* [Your goal]: List all lines in the material below that contain "color".

-- Start Dataset extract --

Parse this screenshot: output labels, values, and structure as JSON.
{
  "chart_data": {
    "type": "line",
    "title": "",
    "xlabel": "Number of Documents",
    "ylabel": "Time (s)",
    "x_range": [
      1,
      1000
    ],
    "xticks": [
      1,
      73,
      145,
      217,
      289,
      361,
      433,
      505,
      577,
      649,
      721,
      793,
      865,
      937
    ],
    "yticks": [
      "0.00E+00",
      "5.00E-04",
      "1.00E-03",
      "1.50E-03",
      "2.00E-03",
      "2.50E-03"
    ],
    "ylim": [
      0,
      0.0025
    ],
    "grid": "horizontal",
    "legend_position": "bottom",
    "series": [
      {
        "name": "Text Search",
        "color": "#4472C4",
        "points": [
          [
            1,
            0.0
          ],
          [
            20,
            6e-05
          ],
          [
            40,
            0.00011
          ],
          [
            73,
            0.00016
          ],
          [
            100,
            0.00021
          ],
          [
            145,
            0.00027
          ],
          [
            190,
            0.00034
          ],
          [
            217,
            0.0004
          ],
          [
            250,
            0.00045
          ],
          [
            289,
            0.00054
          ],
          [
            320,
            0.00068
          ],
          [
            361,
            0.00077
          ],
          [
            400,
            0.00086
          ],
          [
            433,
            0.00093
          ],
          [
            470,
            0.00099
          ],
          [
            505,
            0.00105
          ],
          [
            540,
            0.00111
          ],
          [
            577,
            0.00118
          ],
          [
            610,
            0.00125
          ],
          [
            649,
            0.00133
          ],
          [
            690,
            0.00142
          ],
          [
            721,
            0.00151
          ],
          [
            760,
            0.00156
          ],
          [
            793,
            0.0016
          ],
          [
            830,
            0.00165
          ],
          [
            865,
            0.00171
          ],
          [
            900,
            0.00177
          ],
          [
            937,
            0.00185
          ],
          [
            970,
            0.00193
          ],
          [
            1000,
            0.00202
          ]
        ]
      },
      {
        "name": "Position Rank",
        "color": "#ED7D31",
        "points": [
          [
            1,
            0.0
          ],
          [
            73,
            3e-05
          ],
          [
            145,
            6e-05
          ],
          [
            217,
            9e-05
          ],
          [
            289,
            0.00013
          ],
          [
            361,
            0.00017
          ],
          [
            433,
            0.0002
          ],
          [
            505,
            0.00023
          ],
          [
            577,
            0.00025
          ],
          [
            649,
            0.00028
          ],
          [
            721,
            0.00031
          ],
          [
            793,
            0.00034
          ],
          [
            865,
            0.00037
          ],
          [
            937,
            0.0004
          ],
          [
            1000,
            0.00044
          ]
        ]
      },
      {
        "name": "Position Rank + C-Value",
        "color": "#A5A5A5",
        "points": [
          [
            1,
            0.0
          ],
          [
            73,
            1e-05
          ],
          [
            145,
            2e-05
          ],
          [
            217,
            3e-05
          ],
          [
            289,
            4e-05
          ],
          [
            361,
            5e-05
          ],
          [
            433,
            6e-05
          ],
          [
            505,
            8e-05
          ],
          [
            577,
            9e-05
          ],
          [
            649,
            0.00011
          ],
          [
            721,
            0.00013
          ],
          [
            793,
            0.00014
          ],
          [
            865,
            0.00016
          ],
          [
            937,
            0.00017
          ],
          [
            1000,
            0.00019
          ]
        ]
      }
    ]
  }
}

-- End Dataset extract --

* [Completed exercise]:
        "color": "#4472C4",
        "color": "#ED7D31",
        "color": "#A5A5A5",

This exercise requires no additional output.